## WORK TO COMPLETE
Locate the word "JSON" in the data below, then copy every line that holds it.

Figure record listings:
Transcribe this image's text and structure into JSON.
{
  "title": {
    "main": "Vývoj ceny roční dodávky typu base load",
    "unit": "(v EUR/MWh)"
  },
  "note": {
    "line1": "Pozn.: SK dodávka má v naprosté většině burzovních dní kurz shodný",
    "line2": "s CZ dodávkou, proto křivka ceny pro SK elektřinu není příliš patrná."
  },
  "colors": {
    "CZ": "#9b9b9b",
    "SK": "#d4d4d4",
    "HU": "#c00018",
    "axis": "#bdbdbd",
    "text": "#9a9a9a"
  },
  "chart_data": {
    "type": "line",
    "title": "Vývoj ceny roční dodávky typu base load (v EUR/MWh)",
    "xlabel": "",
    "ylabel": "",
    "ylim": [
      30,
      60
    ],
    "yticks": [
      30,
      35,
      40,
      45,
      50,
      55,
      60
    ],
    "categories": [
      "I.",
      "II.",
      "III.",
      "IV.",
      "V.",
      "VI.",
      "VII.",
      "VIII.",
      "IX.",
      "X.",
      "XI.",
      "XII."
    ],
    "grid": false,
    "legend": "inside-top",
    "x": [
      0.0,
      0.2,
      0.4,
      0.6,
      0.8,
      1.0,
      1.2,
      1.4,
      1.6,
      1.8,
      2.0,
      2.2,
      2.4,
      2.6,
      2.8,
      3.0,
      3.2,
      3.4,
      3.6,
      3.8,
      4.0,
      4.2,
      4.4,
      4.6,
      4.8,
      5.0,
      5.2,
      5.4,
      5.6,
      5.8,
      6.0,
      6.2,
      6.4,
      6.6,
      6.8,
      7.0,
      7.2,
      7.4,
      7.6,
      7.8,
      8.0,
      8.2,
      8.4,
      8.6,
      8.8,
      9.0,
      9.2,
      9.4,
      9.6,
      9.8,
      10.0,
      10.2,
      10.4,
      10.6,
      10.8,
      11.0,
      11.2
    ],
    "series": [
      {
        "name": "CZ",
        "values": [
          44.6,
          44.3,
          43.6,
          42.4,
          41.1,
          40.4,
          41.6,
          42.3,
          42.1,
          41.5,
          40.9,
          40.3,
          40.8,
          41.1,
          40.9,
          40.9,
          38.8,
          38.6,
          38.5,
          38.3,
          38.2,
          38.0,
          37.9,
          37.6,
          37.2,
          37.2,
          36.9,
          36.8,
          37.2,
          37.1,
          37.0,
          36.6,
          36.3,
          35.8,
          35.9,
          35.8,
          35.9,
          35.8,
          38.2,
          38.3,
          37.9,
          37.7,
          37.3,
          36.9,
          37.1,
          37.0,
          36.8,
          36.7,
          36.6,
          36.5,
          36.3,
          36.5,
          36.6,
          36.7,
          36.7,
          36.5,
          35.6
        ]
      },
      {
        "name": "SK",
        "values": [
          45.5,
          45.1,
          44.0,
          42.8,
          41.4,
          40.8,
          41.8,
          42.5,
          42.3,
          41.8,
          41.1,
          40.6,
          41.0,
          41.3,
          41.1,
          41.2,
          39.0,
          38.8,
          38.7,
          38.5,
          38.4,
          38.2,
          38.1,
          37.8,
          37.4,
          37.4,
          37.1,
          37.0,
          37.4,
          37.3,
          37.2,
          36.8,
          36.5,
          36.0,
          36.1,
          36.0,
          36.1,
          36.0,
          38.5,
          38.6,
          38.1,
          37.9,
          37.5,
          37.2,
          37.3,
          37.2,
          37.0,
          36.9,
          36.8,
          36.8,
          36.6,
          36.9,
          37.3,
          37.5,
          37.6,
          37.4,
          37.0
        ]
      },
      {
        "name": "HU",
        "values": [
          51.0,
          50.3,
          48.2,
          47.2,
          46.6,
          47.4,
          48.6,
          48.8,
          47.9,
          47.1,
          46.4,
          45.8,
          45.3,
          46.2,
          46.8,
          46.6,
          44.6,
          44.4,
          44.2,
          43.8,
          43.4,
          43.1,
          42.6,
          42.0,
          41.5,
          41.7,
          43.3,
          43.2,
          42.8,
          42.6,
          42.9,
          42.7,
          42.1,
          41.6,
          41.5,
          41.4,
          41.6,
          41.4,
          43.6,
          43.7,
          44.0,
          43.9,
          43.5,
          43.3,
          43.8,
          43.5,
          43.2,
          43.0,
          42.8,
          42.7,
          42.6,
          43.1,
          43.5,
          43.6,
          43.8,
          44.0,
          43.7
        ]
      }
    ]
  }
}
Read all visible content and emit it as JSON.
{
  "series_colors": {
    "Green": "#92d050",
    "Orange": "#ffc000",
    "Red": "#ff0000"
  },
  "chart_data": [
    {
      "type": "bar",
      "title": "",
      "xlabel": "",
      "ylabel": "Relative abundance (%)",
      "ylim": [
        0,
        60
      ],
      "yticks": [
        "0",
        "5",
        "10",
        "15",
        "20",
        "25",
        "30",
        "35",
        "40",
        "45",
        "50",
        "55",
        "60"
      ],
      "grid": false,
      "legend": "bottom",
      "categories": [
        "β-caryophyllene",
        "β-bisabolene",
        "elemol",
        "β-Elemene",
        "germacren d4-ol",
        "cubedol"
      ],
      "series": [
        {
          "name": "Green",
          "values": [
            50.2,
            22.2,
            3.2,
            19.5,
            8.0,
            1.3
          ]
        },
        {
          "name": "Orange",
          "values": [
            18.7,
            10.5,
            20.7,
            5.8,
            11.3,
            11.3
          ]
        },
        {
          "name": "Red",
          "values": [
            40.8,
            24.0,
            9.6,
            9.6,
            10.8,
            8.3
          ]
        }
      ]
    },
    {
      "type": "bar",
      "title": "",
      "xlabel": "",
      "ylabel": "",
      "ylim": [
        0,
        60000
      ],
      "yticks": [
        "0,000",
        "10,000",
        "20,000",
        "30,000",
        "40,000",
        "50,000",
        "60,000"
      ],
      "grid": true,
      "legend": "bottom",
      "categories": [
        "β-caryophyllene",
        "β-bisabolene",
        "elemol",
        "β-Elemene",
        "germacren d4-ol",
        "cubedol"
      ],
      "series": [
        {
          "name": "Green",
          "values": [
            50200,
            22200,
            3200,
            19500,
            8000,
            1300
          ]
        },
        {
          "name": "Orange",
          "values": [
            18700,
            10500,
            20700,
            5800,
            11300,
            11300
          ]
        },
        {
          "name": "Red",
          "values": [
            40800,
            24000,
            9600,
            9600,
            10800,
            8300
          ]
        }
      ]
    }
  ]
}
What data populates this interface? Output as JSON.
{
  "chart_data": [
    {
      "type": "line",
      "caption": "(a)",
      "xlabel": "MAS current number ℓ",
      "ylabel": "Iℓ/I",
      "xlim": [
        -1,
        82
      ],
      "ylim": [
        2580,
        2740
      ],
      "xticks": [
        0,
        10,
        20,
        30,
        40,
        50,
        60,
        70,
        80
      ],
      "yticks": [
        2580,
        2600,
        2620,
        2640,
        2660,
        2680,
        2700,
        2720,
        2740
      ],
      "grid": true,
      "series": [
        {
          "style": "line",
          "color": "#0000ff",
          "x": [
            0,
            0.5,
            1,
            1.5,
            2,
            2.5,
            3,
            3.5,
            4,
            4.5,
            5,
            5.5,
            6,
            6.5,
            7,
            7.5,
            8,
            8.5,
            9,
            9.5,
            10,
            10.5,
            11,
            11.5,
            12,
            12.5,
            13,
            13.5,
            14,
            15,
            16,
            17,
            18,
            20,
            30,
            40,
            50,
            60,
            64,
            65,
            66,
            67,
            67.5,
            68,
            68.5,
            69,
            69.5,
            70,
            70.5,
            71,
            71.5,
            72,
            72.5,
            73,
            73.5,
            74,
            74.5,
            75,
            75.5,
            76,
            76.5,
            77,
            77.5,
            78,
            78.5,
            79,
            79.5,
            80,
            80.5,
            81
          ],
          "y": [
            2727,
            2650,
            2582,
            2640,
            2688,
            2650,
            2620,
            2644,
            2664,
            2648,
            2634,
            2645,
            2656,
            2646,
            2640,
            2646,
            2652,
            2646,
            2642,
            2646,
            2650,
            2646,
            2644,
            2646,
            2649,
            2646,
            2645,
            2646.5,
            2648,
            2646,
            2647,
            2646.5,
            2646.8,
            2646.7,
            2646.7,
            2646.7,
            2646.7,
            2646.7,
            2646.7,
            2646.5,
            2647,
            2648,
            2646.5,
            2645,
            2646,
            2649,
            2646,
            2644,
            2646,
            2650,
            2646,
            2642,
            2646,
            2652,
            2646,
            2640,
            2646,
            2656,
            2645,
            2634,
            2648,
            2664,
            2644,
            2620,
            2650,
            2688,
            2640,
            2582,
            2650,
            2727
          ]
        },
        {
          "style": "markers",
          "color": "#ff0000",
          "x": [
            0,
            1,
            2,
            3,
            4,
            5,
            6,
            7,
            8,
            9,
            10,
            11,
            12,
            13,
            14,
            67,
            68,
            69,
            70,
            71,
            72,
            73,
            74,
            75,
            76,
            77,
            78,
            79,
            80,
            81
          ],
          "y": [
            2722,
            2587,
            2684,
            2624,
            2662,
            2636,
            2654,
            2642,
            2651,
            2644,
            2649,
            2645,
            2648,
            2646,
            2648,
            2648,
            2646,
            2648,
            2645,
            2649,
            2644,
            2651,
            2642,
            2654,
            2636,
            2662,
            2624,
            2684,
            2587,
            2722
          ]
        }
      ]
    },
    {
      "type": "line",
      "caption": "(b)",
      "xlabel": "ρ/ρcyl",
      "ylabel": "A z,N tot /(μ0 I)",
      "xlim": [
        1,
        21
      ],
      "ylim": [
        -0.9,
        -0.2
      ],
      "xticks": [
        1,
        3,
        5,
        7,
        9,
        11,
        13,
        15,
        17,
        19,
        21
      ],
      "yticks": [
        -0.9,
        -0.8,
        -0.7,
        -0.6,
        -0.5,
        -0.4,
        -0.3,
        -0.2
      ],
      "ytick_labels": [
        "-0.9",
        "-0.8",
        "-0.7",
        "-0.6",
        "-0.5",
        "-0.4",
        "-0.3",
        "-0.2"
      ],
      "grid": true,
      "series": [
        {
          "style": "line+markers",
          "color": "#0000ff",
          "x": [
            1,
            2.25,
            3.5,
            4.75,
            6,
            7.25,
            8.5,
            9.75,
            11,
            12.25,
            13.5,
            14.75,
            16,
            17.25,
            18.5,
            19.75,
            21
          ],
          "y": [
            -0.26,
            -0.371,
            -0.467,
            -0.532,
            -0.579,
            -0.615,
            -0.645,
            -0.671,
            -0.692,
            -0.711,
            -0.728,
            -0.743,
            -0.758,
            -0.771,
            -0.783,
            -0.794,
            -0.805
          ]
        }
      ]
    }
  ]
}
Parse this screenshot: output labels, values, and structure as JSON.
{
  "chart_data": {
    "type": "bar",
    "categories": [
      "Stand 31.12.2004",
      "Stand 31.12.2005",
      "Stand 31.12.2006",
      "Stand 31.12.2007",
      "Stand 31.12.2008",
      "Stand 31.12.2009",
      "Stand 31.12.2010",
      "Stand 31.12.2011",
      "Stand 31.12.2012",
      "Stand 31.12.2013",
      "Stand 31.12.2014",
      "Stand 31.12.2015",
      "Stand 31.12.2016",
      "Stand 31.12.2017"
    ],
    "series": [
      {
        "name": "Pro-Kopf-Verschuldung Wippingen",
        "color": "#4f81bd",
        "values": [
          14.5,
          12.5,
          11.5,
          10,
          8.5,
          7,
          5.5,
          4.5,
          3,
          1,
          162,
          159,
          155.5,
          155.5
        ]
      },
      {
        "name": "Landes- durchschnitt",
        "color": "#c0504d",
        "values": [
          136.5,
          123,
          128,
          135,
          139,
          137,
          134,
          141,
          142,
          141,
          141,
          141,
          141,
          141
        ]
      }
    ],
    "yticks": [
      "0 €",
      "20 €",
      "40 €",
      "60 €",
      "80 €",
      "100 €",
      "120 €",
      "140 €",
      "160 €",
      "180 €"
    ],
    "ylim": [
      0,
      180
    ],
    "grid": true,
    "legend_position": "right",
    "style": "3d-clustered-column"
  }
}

## COMPLETE ANSWER
Transcribe this image's text and structure into JSON.
Read all visible content and emit it as JSON.
What data populates this interface? Output as JSON.
Parse this screenshot: output labels, values, and structure as JSON.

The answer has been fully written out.